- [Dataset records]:
■ ■ ■

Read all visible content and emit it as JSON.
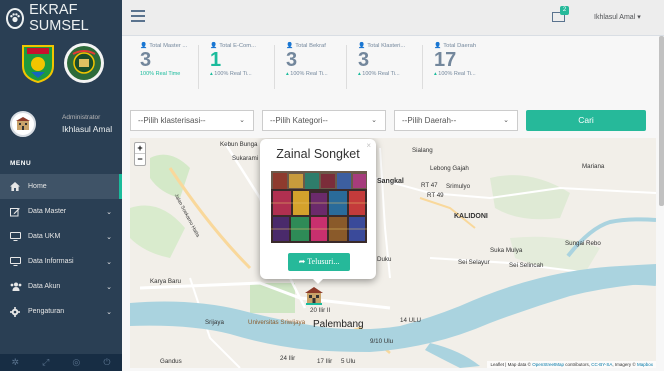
{
  "brand": {
    "title": "EKRAF SUMSEL"
  },
  "profile": {
    "role": "Administrator",
    "name": "Ikhlasul Amal"
  },
  "menu": {
    "title": "MENU",
    "items": [
      {
        "label": "Home",
        "icon": "home-icon",
        "active": true
      },
      {
        "label": "Data Master",
        "icon": "edit-icon"
      },
      {
        "label": "Data UKM",
        "icon": "desktop-icon"
      },
      {
        "label": "Data Informasi",
        "icon": "desktop-icon"
      },
      {
        "label": "Data Akun",
        "icon": "users-icon"
      },
      {
        "label": "Pengaturan",
        "icon": "gear-icon"
      }
    ]
  },
  "topnav": {
    "mail_count": "2",
    "user": "Ikhlasul Amal"
  },
  "tiles": [
    {
      "label": "Total Master ...",
      "count": "3",
      "sub_highlight": "",
      "sub": "100% Real Time",
      "green": false
    },
    {
      "label": "Total E-Com...",
      "count": "1",
      "sub_highlight": "",
      "sub": "100% Real Ti...",
      "green": true
    },
    {
      "label": "Total Bekraf",
      "count": "3",
      "sub_highlight": "",
      "sub": "100% Real Ti...",
      "green": false
    },
    {
      "label": "Total Klasteri...",
      "count": "3",
      "sub_highlight": "",
      "sub": "100% Real Ti...",
      "green": false
    },
    {
      "label": "Total Daerah",
      "count": "17",
      "sub_highlight": "",
      "sub": "100% Real Ti...",
      "green": false
    }
  ],
  "filters": {
    "klasterisasi": "--Pilih klasterisasi--",
    "kategori": "--Pilih Kategori--",
    "daerah": "--Pilih Daerah--",
    "search_button": "Cari"
  },
  "map": {
    "popup_title": "Zainal Songket",
    "popup_button": "Telusuri...",
    "places": {
      "kebun_bunga": "Kebun Bunga",
      "sukarami": "Sukarami",
      "sialang": "Sialang",
      "lebong_gajah": "Lebong Gajah",
      "mariana": "Mariana",
      "sangkal": "Sangkal",
      "rt47": "RT 47",
      "rt49": "RT 49",
      "srimulyo": "Srimulyo",
      "kalidoni": "KALIDONI",
      "suka_mulya": "Suka Mulya",
      "sungai_rebo": "Sungai Rebo",
      "sei_selayur": "Sei Selayur",
      "sei_selincah": "Sei Selincah",
      "duku": "Duku",
      "karya_baru": "Karya Baru",
      "srijaya": "Srijaya",
      "universitas": "Universitas Sriwijaya",
      "palembang": "Palembang",
      "ulu14": "14 ULU",
      "ulu9": "9/10 Ulu",
      "ilir20": "20 Ilir II",
      "ilir24": "24 Ilir",
      "ilir17": "17 Ilir",
      "ulu5": "5 Ulu",
      "gandus": "Gandus",
      "jalan": "Jalan Soekarno Hatta"
    },
    "attribution_prefix": "Leaflet | Map data ©",
    "attribution_osm": "OpenStreetMap",
    "attribution_mid": "contributors,",
    "attribution_cc": "CC-BY-SA",
    "attribution_suffix": ", Imagery ©",
    "attribution_mapbox": "Mapbox"
  },
  "colors": {
    "sidebar": "#2a3f54",
    "accent": "#26b99a",
    "river": "#aad3df"
  }
}
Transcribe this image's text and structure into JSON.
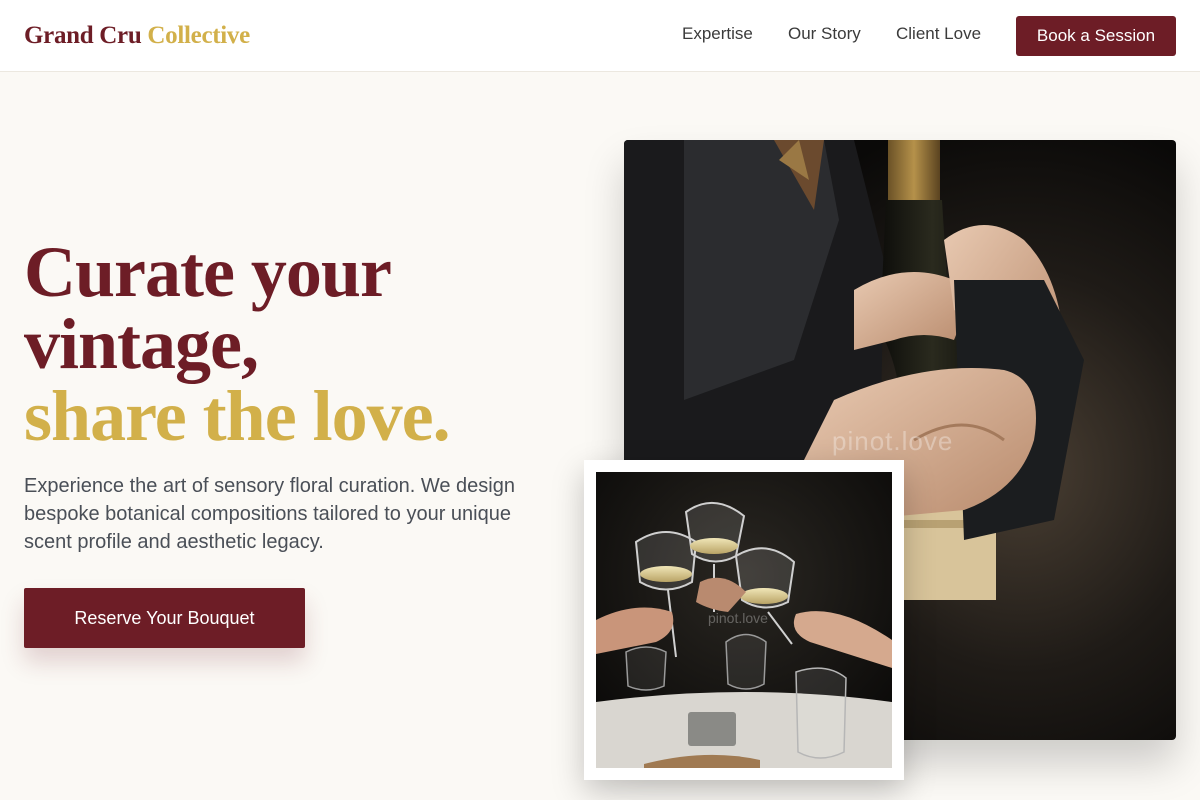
{
  "header": {
    "logo_part1": "Grand Cru",
    "logo_part2": "Collective",
    "nav": [
      "Expertise",
      "Our Story",
      "Client Love"
    ],
    "cta": "Book a Session"
  },
  "hero": {
    "headline_line1": "Curate your",
    "headline_line2": "vintage,",
    "headline_line3": "share the love.",
    "description": "Experience the art of sensory floral curation. We design bespoke botanical compositions tailored to your unique scent profile and aesthetic legacy.",
    "cta": "Reserve Your Bouquet"
  },
  "images": {
    "main_watermark": "pinot.love",
    "small_watermark": "pinot.love"
  },
  "colors": {
    "burgundy": "#6d1d26",
    "gold": "#d2b04a",
    "background": "#fbf9f5"
  }
}
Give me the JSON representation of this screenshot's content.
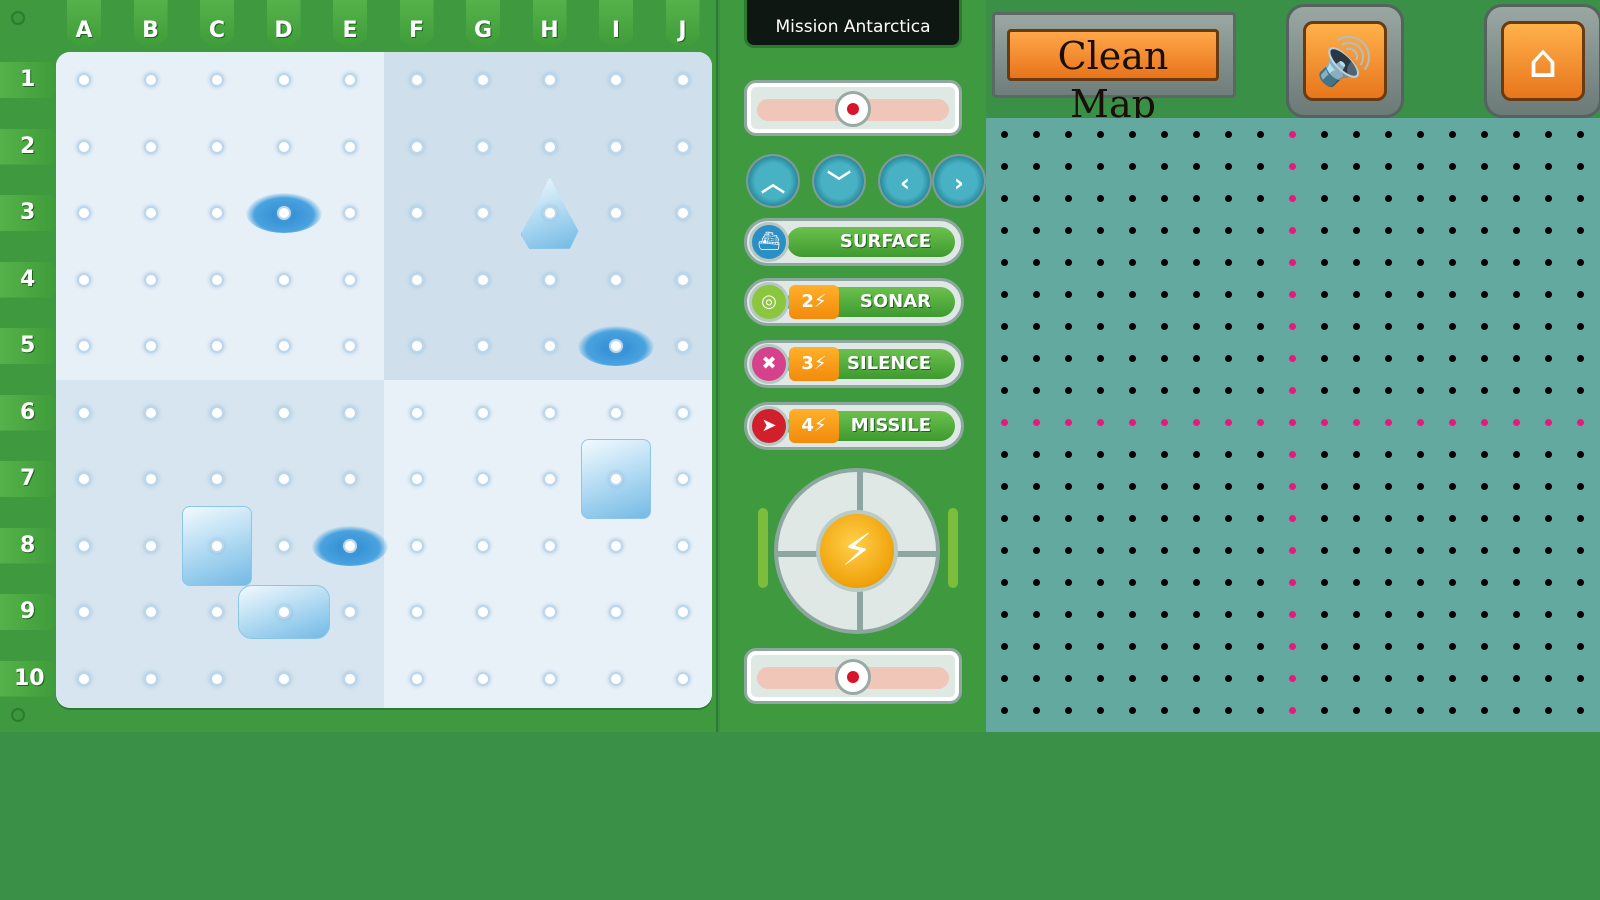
{
  "board": {
    "columns": [
      "A",
      "B",
      "C",
      "D",
      "E",
      "F",
      "G",
      "H",
      "I",
      "J"
    ],
    "rows": [
      "1",
      "2",
      "3",
      "4",
      "5",
      "6",
      "7",
      "8",
      "9",
      "10"
    ],
    "islands_rock": [
      {
        "col": "D",
        "row": "3"
      },
      {
        "col": "I",
        "row": "5"
      },
      {
        "col": "E",
        "row": "8"
      }
    ],
    "icebergs": [
      {
        "col": "H",
        "row": "3",
        "type": "spire"
      },
      {
        "col": "I",
        "row": "7",
        "type": "block"
      },
      {
        "col": "C",
        "row": "8",
        "type": "block"
      },
      {
        "col": "D",
        "row": "9",
        "type": "flat"
      }
    ]
  },
  "control_panel": {
    "mission_title": "Mission Antarctica",
    "nav": {
      "up_icon": "chevron-up-icon",
      "down_icon": "chevron-down-icon",
      "left_icon": "chevron-left-icon",
      "right_icon": "chevron-right-icon"
    },
    "powers": [
      {
        "key": "surface",
        "label": "SURFACE",
        "cost": "",
        "icon": "submarine-icon",
        "color": "#2b8fc4"
      },
      {
        "key": "sonar",
        "label": "SONAR",
        "cost": "2⚡",
        "icon": "radar-icon",
        "color": "#8bc63f"
      },
      {
        "key": "silence",
        "label": "SILENCE",
        "cost": "3⚡",
        "icon": "silence-icon",
        "color": "#d6418c"
      },
      {
        "key": "missile",
        "label": "MISSILE",
        "cost": "4⚡",
        "icon": "missile-icon",
        "color": "#d21f2c"
      }
    ],
    "launch_icon": "lightning-icon"
  },
  "toolbar": {
    "clean_map_label": "Clean Map",
    "sound_icon": "speaker-icon",
    "home_icon": "home-icon"
  },
  "track_pad": {
    "dot_rows": 19,
    "dot_cols": 19,
    "highlight_col_index": 9,
    "highlight_row_index": 9,
    "dot_color": "#000000",
    "highlight_color": "#e8197a"
  },
  "colors": {
    "panel_green": "#3f9a3f",
    "pad_teal": "#64a9a0",
    "accent_orange": "#f28a0c"
  }
}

■ ■ ■

- [Description of the task]: Find each line in the records holding the string "Amal" and show it.

- [The completed task]:
    "name": "Ikhlasul Amal"
    "user": "Ikhlasul Amal"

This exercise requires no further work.